____ Excerpted data
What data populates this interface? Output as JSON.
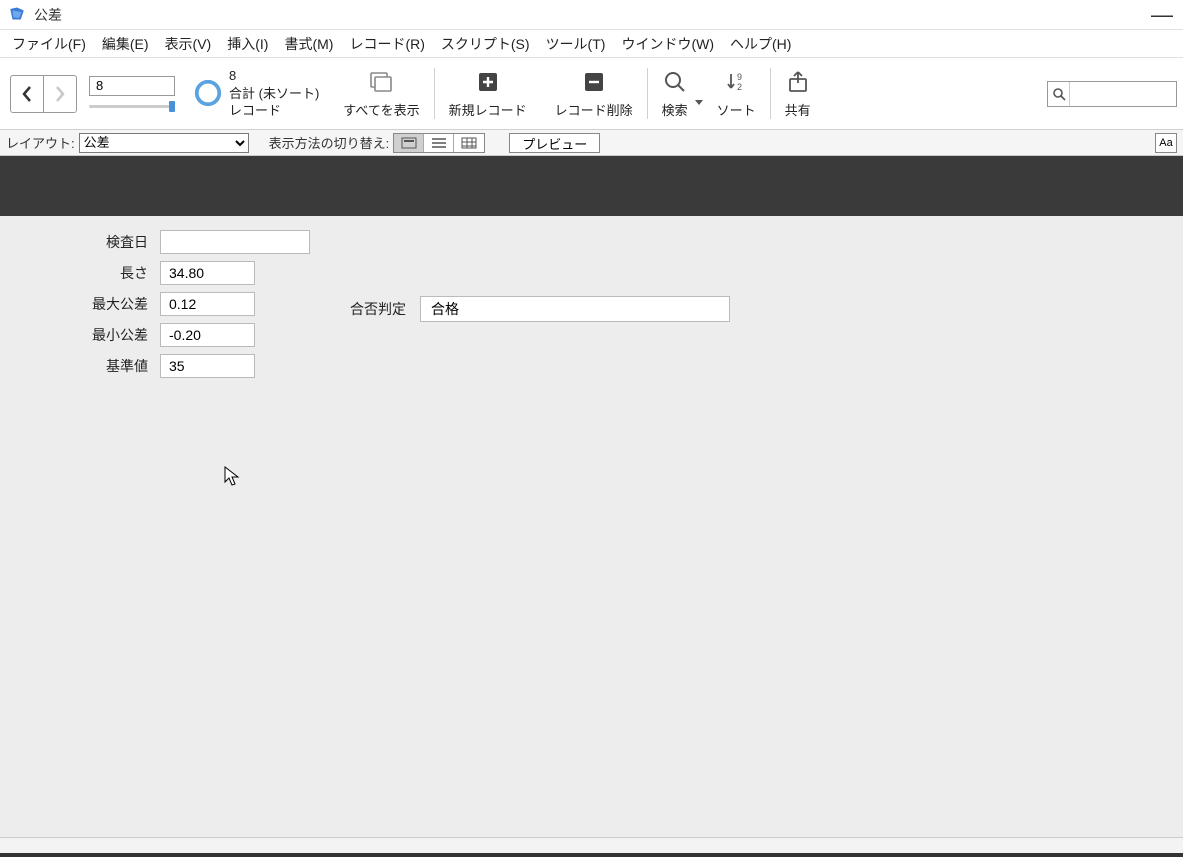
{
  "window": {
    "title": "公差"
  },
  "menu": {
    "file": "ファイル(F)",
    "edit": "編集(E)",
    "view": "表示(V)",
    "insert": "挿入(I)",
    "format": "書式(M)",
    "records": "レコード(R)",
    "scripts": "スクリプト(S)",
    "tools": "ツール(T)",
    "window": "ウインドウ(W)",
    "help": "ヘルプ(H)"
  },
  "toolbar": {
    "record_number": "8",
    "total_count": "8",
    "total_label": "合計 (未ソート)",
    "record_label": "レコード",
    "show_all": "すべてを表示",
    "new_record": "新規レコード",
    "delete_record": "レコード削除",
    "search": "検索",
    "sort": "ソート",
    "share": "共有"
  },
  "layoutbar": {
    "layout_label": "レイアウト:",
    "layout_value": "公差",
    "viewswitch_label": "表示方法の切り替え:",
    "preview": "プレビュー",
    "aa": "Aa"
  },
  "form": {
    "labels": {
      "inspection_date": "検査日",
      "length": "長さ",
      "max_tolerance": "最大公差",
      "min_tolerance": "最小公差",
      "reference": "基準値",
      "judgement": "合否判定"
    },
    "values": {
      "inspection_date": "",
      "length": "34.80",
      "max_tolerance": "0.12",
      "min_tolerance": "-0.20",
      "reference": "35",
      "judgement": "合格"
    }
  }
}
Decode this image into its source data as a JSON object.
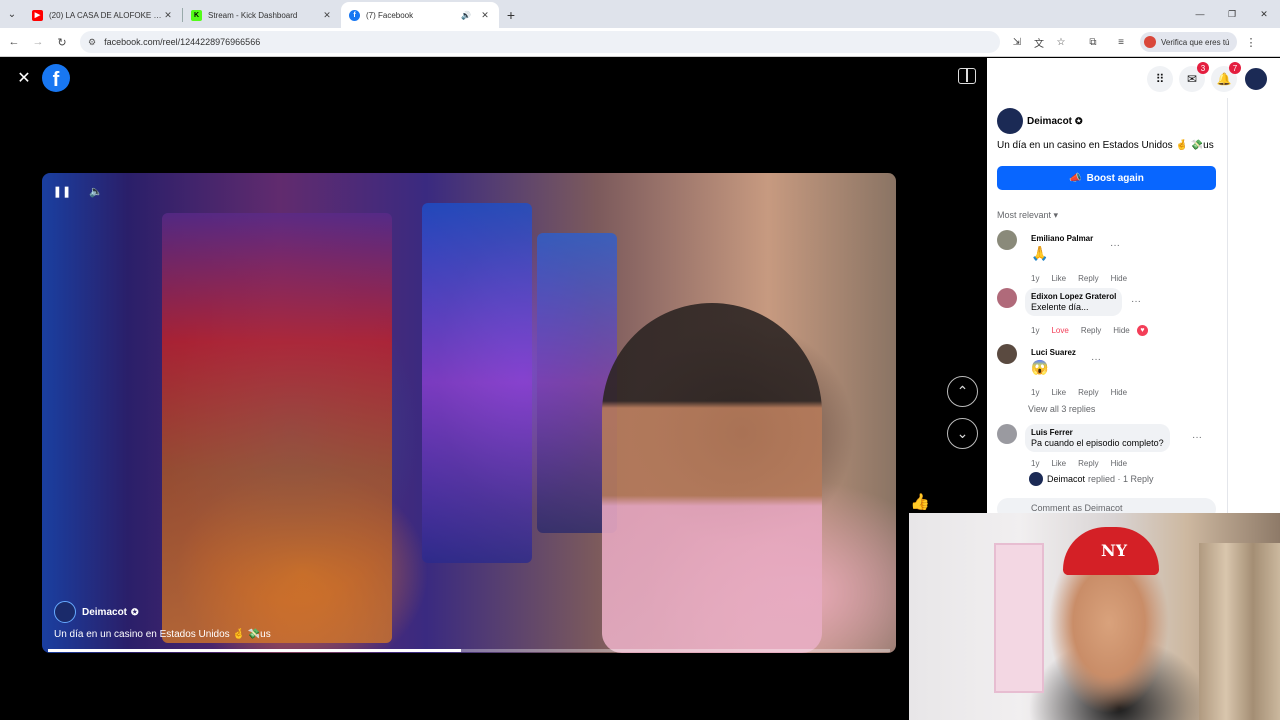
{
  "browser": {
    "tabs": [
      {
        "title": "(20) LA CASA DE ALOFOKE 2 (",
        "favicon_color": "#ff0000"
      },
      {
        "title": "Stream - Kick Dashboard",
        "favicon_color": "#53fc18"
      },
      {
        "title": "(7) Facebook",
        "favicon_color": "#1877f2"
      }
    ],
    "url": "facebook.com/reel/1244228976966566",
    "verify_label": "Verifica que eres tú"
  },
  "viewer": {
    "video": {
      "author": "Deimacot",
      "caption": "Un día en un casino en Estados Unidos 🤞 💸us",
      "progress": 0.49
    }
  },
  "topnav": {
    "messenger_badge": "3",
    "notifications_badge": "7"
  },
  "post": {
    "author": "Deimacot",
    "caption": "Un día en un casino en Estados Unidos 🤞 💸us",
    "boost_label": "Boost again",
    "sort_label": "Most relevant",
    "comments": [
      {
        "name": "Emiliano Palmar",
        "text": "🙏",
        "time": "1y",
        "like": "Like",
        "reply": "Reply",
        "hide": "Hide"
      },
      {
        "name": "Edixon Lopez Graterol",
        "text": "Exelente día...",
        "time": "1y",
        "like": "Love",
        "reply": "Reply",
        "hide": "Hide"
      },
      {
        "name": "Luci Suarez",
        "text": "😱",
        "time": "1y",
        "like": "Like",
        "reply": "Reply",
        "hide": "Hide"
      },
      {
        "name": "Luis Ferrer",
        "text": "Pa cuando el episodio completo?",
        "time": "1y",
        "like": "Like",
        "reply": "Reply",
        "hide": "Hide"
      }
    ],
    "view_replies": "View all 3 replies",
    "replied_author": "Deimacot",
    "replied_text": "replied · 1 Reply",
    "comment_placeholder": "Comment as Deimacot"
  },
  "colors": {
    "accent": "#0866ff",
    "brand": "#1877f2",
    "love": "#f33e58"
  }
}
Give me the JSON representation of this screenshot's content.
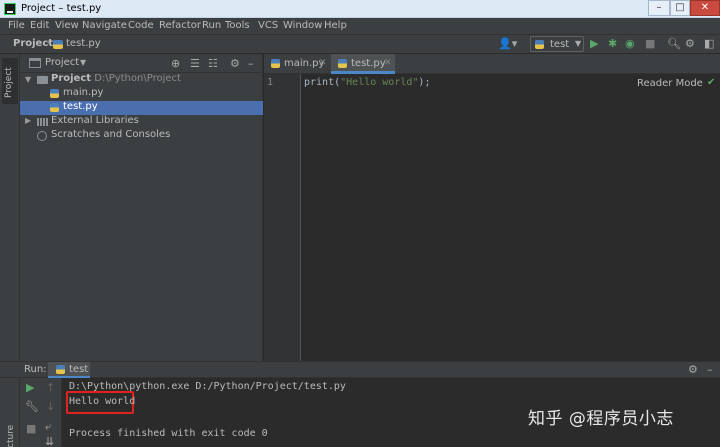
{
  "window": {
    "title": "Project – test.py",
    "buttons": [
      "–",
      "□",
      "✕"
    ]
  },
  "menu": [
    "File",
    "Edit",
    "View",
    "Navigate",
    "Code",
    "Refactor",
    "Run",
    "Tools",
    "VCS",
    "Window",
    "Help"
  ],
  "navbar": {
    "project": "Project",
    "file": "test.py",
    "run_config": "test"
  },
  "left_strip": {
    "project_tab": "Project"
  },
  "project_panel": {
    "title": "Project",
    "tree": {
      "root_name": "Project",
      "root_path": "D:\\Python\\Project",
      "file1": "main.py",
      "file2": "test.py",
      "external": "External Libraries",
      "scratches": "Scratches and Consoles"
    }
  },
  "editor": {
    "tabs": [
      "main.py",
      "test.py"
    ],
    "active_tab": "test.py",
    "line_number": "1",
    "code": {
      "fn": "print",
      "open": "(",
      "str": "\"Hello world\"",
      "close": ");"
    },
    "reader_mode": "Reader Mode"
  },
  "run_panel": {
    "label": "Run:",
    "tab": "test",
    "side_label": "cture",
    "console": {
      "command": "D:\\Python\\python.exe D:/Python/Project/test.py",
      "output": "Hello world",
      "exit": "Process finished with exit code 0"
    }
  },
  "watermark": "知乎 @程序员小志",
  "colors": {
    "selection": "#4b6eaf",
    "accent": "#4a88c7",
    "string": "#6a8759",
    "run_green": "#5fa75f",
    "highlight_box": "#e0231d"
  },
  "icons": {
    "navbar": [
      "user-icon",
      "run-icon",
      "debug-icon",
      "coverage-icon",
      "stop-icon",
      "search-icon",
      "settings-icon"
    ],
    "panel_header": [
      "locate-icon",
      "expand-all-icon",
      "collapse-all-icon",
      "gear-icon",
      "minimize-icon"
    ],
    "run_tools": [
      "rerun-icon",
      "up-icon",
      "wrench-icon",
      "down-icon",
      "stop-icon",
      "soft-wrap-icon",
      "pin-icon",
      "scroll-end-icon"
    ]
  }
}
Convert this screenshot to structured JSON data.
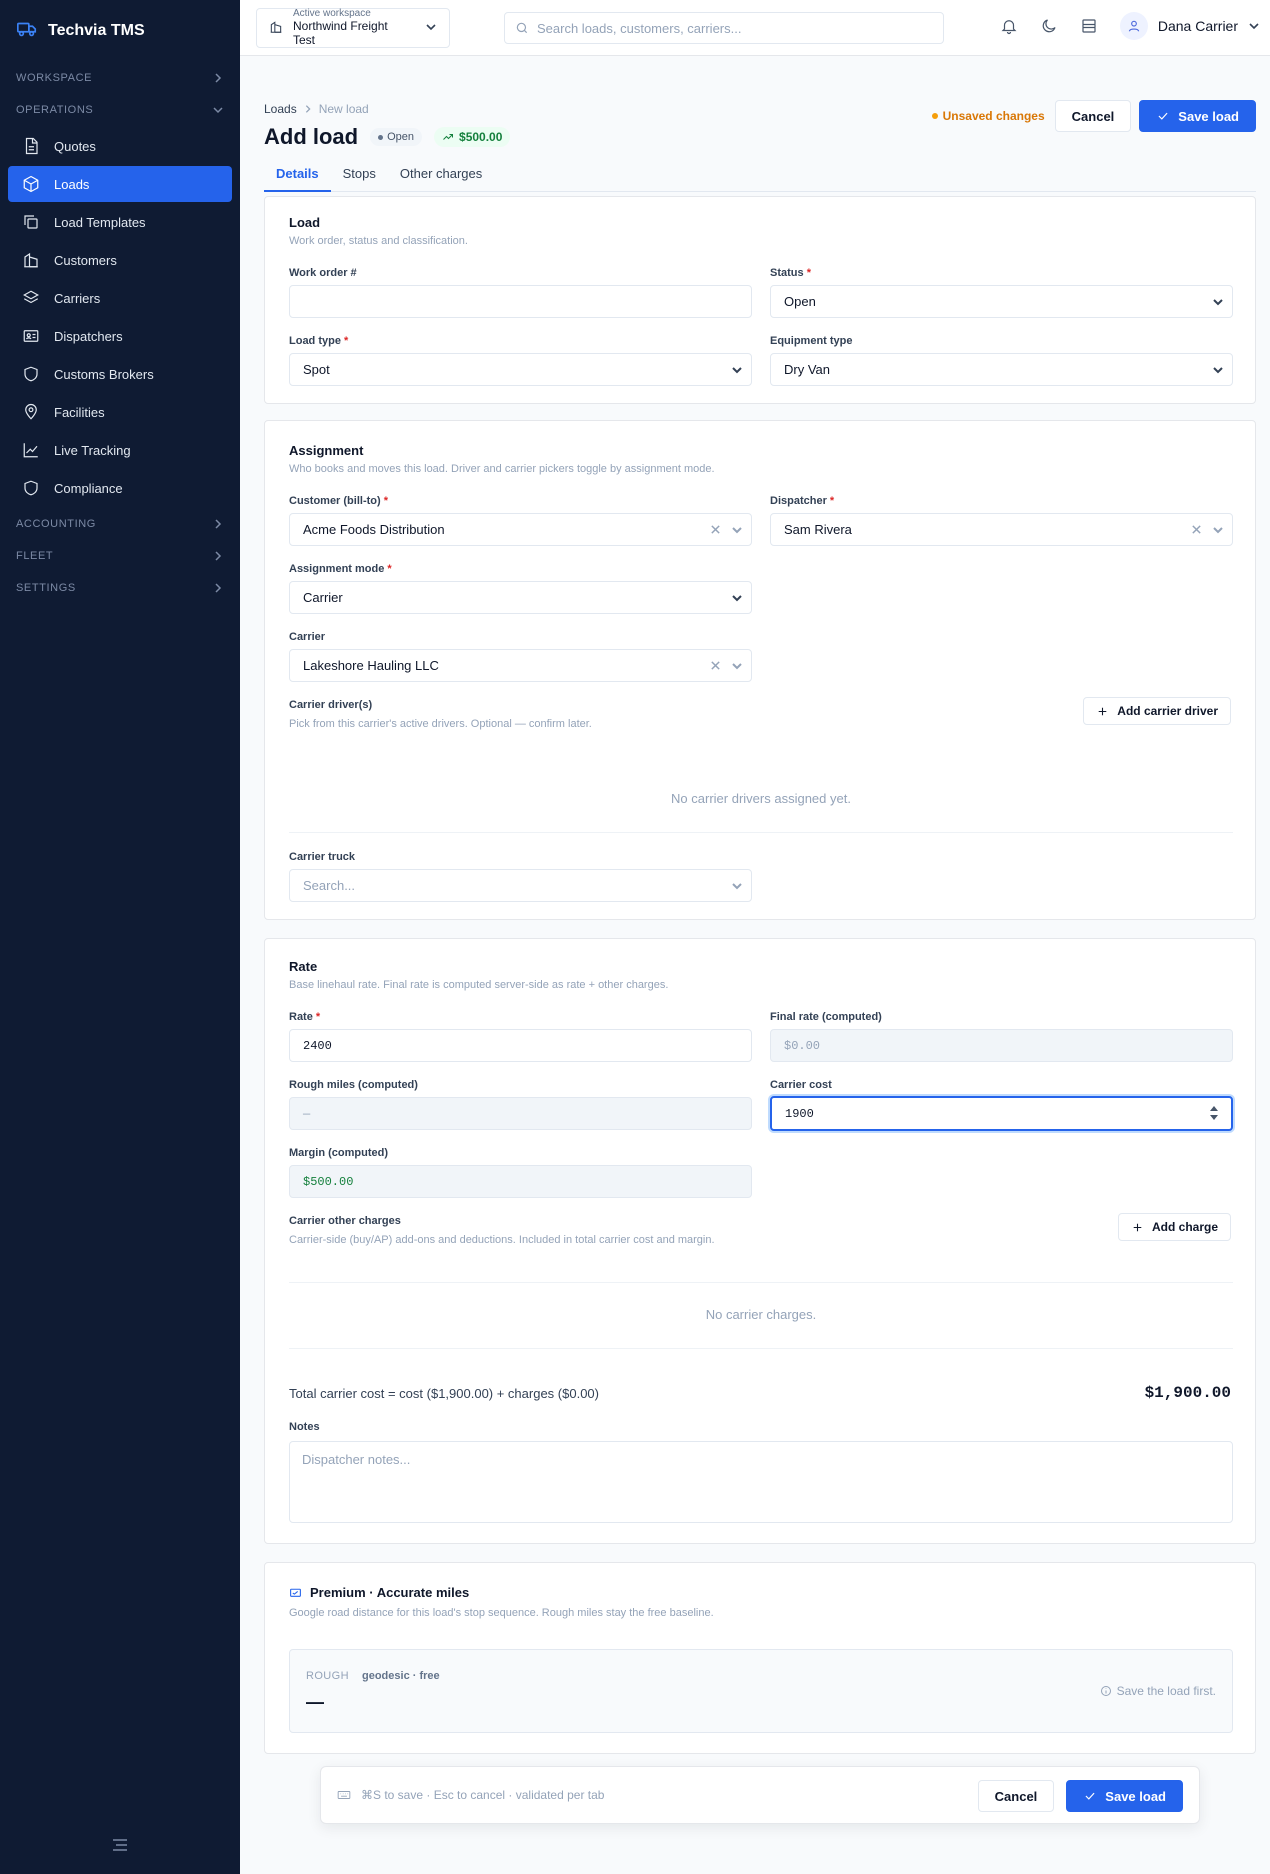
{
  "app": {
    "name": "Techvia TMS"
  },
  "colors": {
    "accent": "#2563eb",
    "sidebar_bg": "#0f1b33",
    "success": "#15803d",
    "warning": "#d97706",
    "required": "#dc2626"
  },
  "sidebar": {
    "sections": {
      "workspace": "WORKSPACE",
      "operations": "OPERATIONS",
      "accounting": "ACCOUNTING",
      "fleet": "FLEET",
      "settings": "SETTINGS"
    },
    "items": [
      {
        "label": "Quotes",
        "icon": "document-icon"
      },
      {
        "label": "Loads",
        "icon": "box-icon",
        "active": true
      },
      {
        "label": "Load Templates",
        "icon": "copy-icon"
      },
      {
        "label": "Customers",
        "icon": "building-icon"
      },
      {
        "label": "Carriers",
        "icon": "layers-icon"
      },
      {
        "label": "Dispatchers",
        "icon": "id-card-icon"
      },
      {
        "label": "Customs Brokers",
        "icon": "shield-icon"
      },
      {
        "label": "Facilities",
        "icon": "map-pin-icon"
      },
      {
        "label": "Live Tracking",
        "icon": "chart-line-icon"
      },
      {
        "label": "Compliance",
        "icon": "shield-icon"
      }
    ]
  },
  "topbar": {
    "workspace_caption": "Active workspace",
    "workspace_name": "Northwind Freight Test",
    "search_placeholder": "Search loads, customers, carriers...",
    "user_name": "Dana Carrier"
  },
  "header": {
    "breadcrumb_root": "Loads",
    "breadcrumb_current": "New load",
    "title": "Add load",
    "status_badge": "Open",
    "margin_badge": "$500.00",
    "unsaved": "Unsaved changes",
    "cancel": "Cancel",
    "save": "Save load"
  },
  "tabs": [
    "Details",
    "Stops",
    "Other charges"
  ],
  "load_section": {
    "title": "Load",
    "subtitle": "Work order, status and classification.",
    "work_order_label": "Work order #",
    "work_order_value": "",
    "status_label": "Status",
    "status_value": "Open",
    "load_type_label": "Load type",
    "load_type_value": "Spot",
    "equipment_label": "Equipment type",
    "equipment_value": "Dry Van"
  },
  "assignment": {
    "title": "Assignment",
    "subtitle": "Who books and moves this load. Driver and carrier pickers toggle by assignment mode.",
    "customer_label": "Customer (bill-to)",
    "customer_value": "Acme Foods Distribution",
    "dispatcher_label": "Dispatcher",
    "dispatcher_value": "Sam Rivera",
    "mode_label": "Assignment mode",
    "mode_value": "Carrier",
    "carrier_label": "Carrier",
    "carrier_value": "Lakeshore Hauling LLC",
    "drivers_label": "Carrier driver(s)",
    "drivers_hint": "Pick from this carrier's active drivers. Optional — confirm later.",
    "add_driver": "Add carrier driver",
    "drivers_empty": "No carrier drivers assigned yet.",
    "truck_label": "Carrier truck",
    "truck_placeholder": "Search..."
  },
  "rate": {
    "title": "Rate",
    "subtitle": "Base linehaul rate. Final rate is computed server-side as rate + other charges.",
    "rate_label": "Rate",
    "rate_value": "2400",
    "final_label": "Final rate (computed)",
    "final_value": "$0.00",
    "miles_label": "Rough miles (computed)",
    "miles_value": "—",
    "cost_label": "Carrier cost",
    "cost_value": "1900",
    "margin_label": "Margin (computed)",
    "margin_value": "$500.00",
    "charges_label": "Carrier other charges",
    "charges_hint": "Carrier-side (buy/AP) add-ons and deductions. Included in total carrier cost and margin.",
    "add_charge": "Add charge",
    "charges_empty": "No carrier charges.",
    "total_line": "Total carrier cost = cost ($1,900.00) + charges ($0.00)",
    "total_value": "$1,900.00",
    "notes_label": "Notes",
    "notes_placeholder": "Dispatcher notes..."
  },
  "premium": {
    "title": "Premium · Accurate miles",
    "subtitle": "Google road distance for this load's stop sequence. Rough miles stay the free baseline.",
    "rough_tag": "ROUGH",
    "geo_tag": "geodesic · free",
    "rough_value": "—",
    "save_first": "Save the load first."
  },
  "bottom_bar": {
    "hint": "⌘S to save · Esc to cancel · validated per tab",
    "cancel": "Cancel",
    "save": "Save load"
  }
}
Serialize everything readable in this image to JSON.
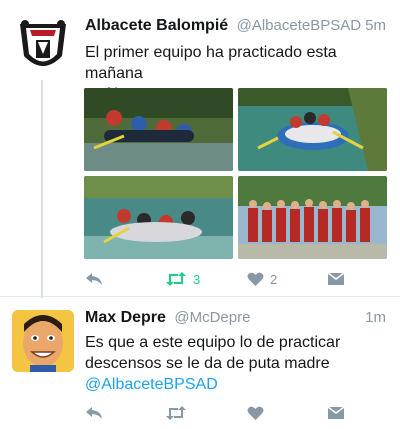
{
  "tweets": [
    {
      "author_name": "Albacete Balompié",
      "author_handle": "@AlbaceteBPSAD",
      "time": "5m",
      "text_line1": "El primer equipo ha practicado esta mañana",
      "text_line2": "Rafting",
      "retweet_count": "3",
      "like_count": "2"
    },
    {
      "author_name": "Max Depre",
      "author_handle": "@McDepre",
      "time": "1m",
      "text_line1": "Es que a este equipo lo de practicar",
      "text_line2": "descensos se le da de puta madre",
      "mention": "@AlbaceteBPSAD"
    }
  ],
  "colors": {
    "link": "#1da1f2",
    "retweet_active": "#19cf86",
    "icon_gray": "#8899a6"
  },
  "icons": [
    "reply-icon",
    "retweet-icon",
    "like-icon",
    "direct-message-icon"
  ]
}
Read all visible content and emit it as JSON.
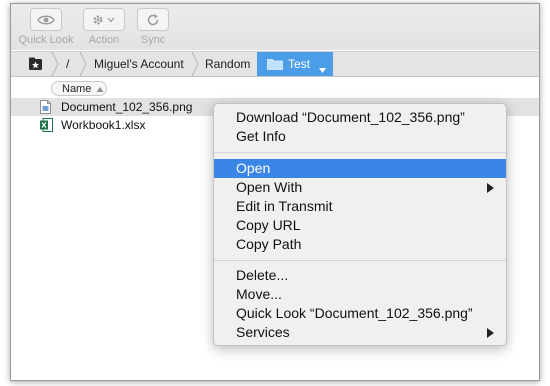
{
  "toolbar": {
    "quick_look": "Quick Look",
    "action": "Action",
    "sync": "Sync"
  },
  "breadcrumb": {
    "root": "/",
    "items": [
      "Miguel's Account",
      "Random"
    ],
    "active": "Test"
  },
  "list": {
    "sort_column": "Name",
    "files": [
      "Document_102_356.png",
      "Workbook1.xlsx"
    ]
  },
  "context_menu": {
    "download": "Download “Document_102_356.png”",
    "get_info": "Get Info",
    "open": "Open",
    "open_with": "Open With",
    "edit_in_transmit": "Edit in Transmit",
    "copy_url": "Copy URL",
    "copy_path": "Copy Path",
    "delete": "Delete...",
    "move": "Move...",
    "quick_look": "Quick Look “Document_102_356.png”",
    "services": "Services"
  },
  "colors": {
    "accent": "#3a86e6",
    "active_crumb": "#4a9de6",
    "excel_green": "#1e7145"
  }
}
________
__What this task involves__. Quote verbatim the final run of lines in the material above, from the line that contains "Read all visible content and emit it as JSON." through the very last line, excluding any pictures.

__Expected answer__.
Read all visible content and emit it as JSON.
{
  "toolbar": {
    "quick_look": "Quick Look",
    "action": "Action",
    "sync": "Sync"
  },
  "breadcrumb": {
    "root": "/",
    "items": [
      "Miguel's Account",
      "Random"
    ],
    "active": "Test"
  },
  "list": {
    "sort_column": "Name",
    "files": [
      "Document_102_356.png",
      "Workbook1.xlsx"
    ]
  },
  "context_menu": {
    "download": "Download “Document_102_356.png”",
    "get_info": "Get Info",
    "open": "Open",
    "open_with": "Open With",
    "edit_in_transmit": "Edit in Transmit",
    "copy_url": "Copy URL",
    "copy_path": "Copy Path",
    "delete": "Delete...",
    "move": "Move...",
    "quick_look": "Quick Look “Document_102_356.png”",
    "services": "Services"
  },
  "colors": {
    "accent": "#3a86e6",
    "active_crumb": "#4a9de6",
    "excel_green": "#1e7145"
  }
}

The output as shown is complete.